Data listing
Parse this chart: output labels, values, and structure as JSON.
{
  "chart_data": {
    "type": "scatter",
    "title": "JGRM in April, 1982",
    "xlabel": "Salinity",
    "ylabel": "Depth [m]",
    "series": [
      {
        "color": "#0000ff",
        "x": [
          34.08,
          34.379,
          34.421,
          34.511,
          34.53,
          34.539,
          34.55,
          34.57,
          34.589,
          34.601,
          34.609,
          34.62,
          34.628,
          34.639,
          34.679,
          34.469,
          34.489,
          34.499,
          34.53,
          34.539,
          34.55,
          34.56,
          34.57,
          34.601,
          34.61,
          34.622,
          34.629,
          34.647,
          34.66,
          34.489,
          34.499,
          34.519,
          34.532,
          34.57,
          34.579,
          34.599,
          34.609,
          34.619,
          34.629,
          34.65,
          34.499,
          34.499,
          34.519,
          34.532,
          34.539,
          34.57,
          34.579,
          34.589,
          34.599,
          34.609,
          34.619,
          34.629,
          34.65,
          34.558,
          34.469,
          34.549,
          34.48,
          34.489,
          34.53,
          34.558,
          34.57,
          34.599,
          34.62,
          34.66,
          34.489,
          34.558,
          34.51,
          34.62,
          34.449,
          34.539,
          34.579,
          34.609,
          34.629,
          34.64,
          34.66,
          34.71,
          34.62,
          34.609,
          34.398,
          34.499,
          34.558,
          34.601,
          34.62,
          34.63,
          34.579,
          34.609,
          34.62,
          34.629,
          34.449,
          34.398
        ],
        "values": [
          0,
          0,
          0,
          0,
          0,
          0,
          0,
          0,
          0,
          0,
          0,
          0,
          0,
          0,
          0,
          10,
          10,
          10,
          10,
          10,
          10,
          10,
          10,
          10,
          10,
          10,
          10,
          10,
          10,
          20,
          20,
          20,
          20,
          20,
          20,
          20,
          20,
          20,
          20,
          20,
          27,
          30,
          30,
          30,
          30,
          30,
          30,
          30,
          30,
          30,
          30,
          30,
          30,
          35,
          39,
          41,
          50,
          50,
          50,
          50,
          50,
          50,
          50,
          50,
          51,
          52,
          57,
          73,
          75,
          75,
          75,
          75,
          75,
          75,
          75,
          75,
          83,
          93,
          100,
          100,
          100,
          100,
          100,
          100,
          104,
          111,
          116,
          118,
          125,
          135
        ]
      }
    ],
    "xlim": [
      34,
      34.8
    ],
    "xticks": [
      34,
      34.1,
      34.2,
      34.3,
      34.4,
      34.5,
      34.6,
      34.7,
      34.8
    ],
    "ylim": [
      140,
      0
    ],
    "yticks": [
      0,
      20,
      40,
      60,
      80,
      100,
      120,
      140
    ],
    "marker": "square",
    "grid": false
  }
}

__TASK INSTRUCTIONS__: In this exercise, repeat all entries exactly.

__SOLUTION BELOW__:
Parse this chart: output labels, values, and structure as JSON.
{
  "chart_data": {
    "type": "scatter",
    "title": "JGRM in April, 1982",
    "xlabel": "Salinity",
    "ylabel": "Depth [m]",
    "series": [
      {
        "color": "#0000ff",
        "x": [
          34.08,
          34.379,
          34.421,
          34.511,
          34.53,
          34.539,
          34.55,
          34.57,
          34.589,
          34.601,
          34.609,
          34.62,
          34.628,
          34.639,
          34.679,
          34.469,
          34.489,
          34.499,
          34.53,
          34.539,
          34.55,
          34.56,
          34.57,
          34.601,
          34.61,
          34.622,
          34.629,
          34.647,
          34.66,
          34.489,
          34.499,
          34.519,
          34.532,
          34.57,
          34.579,
          34.599,
          34.609,
          34.619,
          34.629,
          34.65,
          34.499,
          34.499,
          34.519,
          34.532,
          34.539,
          34.57,
          34.579,
          34.589,
          34.599,
          34.609,
          34.619,
          34.629,
          34.65,
          34.558,
          34.469,
          34.549,
          34.48,
          34.489,
          34.53,
          34.558,
          34.57,
          34.599,
          34.62,
          34.66,
          34.489,
          34.558,
          34.51,
          34.62,
          34.449,
          34.539,
          34.579,
          34.609,
          34.629,
          34.64,
          34.66,
          34.71,
          34.62,
          34.609,
          34.398,
          34.499,
          34.558,
          34.601,
          34.62,
          34.63,
          34.579,
          34.609,
          34.62,
          34.629,
          34.449,
          34.398
        ],
        "values": [
          0,
          0,
          0,
          0,
          0,
          0,
          0,
          0,
          0,
          0,
          0,
          0,
          0,
          0,
          0,
          10,
          10,
          10,
          10,
          10,
          10,
          10,
          10,
          10,
          10,
          10,
          10,
          10,
          10,
          20,
          20,
          20,
          20,
          20,
          20,
          20,
          20,
          20,
          20,
          20,
          27,
          30,
          30,
          30,
          30,
          30,
          30,
          30,
          30,
          30,
          30,
          30,
          30,
          35,
          39,
          41,
          50,
          50,
          50,
          50,
          50,
          50,
          50,
          50,
          51,
          52,
          57,
          73,
          75,
          75,
          75,
          75,
          75,
          75,
          75,
          75,
          83,
          93,
          100,
          100,
          100,
          100,
          100,
          100,
          104,
          111,
          116,
          118,
          125,
          135
        ]
      }
    ],
    "xlim": [
      34,
      34.8
    ],
    "xticks": [
      34,
      34.1,
      34.2,
      34.3,
      34.4,
      34.5,
      34.6,
      34.7,
      34.8
    ],
    "ylim": [
      140,
      0
    ],
    "yticks": [
      0,
      20,
      40,
      60,
      80,
      100,
      120,
      140
    ],
    "marker": "square",
    "grid": false
  }
}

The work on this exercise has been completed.